__TO DO__.
Note how many lines hold "arrow" and report that number by itself.

__DATA FOR THIS TASK__.
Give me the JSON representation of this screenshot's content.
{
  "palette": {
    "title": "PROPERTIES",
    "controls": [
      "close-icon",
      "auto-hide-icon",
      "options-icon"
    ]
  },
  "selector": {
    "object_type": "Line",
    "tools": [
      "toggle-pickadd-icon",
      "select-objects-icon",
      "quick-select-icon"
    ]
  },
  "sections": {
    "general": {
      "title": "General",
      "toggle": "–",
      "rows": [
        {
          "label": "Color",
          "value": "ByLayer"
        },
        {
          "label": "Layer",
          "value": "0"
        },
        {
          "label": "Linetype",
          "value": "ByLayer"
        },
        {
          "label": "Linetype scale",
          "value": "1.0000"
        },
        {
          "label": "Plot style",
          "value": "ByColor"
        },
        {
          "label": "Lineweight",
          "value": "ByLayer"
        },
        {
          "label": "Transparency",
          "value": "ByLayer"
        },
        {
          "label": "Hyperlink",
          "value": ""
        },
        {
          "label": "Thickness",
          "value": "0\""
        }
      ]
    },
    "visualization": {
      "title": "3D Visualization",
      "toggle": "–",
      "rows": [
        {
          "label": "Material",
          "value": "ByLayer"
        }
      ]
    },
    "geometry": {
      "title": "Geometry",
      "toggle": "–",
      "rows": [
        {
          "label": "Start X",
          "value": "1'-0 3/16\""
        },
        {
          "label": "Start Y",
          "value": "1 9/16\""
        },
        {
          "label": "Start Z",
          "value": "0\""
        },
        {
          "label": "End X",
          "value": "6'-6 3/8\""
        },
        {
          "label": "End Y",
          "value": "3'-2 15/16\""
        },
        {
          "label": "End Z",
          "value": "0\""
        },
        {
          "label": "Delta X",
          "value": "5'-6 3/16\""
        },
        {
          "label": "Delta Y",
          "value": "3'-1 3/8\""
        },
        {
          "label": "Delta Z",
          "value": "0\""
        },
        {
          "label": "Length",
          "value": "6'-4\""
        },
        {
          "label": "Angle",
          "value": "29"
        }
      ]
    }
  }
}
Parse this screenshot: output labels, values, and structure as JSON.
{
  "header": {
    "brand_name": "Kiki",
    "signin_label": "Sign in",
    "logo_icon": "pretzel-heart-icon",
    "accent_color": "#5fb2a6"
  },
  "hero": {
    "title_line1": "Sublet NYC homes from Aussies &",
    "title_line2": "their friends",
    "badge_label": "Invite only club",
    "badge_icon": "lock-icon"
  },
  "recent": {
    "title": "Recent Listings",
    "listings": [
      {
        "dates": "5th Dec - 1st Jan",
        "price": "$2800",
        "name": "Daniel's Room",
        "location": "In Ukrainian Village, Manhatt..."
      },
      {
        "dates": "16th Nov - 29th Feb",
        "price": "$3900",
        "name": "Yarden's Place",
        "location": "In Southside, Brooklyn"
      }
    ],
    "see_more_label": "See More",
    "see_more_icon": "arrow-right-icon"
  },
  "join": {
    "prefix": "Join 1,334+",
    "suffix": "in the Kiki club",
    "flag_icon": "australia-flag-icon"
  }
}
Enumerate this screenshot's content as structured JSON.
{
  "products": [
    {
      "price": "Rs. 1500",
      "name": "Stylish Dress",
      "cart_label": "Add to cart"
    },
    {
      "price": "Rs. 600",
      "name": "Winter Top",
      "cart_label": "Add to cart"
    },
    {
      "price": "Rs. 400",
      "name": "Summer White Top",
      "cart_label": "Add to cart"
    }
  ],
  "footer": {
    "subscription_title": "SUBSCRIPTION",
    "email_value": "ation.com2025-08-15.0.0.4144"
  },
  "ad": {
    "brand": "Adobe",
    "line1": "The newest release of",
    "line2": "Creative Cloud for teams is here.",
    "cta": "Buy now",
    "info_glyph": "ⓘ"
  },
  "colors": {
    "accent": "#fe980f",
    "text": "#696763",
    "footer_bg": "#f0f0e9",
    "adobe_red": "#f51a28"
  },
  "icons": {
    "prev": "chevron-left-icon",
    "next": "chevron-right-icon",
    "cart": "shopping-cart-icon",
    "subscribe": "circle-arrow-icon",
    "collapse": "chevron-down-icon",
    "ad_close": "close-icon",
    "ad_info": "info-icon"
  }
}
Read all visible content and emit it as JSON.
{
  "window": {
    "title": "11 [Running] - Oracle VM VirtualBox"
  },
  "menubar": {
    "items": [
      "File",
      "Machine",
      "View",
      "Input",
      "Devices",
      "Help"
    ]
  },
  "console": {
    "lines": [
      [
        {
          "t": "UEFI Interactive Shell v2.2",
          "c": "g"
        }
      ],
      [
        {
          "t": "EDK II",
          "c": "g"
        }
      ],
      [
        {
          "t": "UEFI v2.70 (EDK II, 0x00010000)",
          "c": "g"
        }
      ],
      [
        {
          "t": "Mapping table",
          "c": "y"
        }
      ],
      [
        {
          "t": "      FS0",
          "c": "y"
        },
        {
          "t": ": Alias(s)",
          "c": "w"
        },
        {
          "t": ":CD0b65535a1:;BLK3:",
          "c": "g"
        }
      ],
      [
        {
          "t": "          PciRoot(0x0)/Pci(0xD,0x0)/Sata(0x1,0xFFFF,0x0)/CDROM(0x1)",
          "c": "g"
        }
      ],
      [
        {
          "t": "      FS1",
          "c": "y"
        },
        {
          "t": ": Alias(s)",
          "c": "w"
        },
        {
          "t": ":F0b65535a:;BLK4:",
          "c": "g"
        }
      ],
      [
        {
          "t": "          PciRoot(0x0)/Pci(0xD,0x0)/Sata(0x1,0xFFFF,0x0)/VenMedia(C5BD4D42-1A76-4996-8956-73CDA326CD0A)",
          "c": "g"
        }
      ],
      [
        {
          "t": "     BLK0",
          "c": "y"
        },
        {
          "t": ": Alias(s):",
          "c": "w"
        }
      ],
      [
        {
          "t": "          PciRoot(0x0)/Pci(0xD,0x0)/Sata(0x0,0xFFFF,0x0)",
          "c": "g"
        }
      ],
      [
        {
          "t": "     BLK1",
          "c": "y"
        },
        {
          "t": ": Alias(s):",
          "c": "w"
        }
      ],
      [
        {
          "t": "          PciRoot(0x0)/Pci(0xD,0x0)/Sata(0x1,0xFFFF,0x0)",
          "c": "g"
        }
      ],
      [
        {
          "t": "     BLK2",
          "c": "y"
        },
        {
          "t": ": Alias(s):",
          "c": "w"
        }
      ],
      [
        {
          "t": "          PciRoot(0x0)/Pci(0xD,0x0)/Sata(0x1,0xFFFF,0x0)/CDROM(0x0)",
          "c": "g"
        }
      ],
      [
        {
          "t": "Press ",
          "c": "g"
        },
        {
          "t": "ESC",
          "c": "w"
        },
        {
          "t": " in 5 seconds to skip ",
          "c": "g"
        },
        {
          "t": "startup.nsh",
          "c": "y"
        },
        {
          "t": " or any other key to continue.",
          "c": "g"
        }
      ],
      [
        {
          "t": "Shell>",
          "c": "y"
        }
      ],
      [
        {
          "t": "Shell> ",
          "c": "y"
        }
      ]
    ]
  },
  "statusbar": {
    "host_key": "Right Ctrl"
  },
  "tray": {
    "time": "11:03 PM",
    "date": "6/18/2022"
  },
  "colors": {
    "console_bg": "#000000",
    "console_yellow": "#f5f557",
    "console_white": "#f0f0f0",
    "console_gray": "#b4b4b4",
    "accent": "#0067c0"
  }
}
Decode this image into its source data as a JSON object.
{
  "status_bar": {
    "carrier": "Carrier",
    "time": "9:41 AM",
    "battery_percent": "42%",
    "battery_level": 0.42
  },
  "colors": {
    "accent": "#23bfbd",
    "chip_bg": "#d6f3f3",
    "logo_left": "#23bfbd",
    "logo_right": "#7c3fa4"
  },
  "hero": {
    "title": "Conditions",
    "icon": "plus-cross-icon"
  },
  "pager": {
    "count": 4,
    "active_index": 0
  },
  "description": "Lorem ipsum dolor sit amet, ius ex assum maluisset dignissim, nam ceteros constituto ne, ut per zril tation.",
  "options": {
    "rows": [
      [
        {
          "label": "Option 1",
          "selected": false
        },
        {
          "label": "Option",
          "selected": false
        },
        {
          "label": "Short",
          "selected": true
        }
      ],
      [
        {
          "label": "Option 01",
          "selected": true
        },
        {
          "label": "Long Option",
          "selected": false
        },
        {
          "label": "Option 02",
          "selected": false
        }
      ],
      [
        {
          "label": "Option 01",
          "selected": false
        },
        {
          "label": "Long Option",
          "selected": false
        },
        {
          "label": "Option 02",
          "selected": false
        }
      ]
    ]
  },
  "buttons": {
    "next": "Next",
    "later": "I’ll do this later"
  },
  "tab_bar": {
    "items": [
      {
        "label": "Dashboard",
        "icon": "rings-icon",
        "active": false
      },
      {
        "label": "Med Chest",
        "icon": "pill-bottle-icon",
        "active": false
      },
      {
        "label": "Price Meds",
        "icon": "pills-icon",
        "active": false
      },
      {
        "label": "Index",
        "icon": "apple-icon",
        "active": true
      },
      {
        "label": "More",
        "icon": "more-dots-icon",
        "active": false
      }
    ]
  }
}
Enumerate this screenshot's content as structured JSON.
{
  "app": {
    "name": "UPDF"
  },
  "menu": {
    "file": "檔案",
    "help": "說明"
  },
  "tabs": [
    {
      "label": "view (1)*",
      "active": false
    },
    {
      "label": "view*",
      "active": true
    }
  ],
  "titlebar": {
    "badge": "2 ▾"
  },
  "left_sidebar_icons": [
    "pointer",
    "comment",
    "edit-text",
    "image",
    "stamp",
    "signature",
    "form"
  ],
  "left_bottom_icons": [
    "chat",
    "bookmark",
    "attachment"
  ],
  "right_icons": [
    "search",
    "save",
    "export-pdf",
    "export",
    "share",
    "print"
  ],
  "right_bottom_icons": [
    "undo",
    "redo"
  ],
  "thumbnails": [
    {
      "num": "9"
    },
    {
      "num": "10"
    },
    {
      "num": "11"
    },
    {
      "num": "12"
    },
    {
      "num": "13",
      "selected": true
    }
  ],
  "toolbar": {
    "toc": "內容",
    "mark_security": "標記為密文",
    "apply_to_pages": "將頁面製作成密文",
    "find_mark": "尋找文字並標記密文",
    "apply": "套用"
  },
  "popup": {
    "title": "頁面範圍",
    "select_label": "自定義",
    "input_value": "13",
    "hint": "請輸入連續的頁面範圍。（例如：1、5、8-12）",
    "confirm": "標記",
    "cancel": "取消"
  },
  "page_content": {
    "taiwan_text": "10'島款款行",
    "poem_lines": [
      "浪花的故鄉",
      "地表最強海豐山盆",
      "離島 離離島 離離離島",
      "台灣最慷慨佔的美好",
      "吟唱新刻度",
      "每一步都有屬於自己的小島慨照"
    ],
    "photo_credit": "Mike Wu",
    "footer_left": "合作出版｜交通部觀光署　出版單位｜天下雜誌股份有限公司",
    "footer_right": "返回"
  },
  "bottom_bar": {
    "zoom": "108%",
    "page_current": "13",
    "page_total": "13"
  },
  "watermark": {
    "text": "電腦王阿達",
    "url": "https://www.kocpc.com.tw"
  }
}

__WORKED ANSWER__.
2